- TASK GOAL
Select and reproduce each line of the listing below that bears the string "Κοσμήτορα".

start INPUT MATERIAL

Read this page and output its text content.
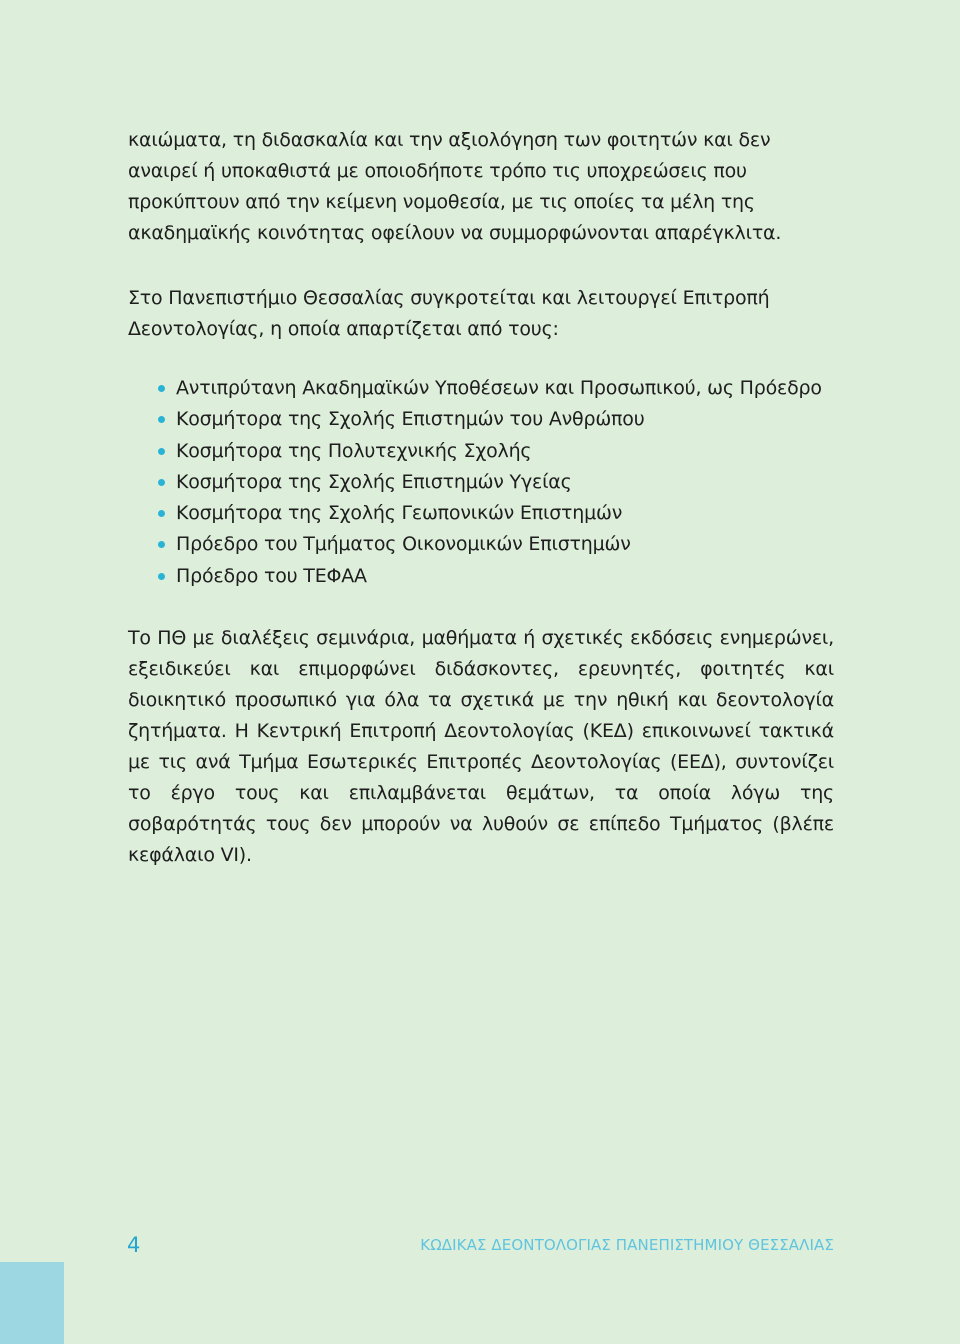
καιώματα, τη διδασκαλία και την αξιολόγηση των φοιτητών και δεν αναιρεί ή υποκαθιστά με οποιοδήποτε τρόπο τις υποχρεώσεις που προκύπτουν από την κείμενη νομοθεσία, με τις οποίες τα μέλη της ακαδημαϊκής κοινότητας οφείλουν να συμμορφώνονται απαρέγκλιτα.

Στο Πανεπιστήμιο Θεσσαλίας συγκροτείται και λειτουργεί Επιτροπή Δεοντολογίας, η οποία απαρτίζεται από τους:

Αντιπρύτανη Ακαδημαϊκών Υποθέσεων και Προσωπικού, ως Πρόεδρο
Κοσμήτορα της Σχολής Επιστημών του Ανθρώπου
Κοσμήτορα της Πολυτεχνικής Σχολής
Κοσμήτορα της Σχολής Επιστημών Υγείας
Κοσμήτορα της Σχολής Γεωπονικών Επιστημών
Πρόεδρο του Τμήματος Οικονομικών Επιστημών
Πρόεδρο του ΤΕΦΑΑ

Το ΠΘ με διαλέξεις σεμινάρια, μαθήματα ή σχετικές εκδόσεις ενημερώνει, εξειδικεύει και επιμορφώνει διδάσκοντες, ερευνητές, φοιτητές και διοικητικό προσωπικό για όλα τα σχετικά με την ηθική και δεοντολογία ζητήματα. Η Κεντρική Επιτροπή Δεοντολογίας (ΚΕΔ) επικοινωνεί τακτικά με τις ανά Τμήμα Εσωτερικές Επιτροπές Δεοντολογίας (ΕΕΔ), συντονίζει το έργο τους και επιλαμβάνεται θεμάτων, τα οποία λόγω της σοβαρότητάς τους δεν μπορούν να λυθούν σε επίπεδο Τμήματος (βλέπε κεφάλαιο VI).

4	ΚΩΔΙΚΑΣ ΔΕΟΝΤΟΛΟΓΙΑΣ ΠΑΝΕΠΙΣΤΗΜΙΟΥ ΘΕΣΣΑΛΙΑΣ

end INPUT MATERIAL
start INPUT MATERIAL

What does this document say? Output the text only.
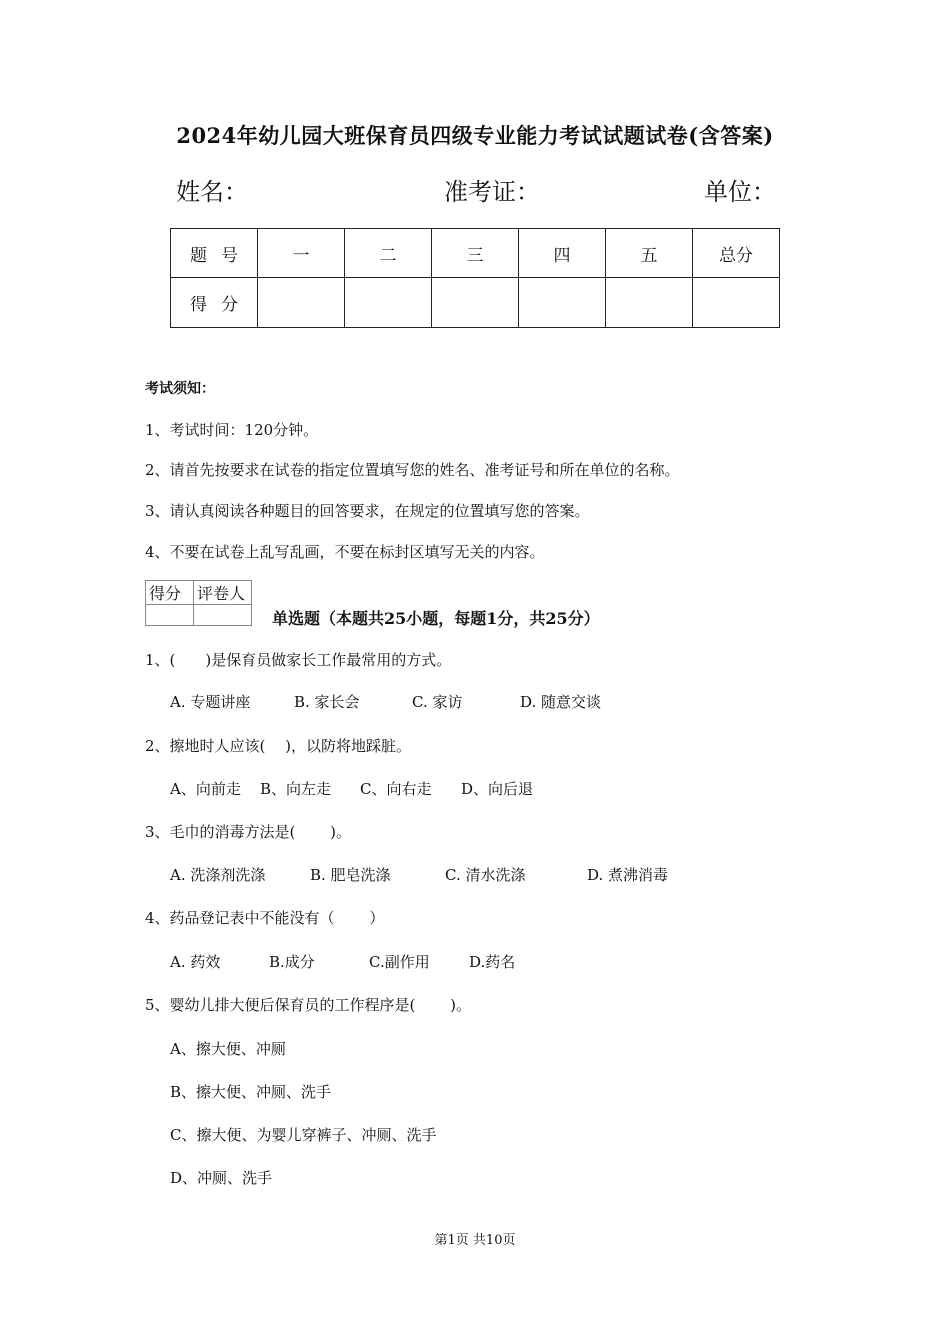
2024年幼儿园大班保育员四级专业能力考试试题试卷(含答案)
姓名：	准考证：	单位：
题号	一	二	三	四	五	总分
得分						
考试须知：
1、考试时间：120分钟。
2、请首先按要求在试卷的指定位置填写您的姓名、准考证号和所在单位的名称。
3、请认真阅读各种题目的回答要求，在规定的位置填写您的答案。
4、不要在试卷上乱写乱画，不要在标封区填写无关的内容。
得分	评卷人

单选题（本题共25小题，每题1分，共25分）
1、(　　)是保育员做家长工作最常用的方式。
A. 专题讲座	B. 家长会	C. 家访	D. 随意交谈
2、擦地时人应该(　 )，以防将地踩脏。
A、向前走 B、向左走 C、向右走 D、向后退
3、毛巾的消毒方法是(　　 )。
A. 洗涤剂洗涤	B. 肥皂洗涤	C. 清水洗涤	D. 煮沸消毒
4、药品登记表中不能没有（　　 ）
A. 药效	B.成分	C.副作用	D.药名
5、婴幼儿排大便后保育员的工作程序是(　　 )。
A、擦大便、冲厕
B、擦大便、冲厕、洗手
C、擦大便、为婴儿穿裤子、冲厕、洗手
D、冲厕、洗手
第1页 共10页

end INPUT MATERIAL

- TASK OUTPUT
Κοσμήτορα της Σχολής Επιστημών του Ανθρώπου
Κοσμήτορα της Πολυτεχνικής Σχολής
Κοσμήτορα της Σχολής Επιστημών Υγείας
Κοσμήτορα της Σχολής Γεωπονικών Επιστημών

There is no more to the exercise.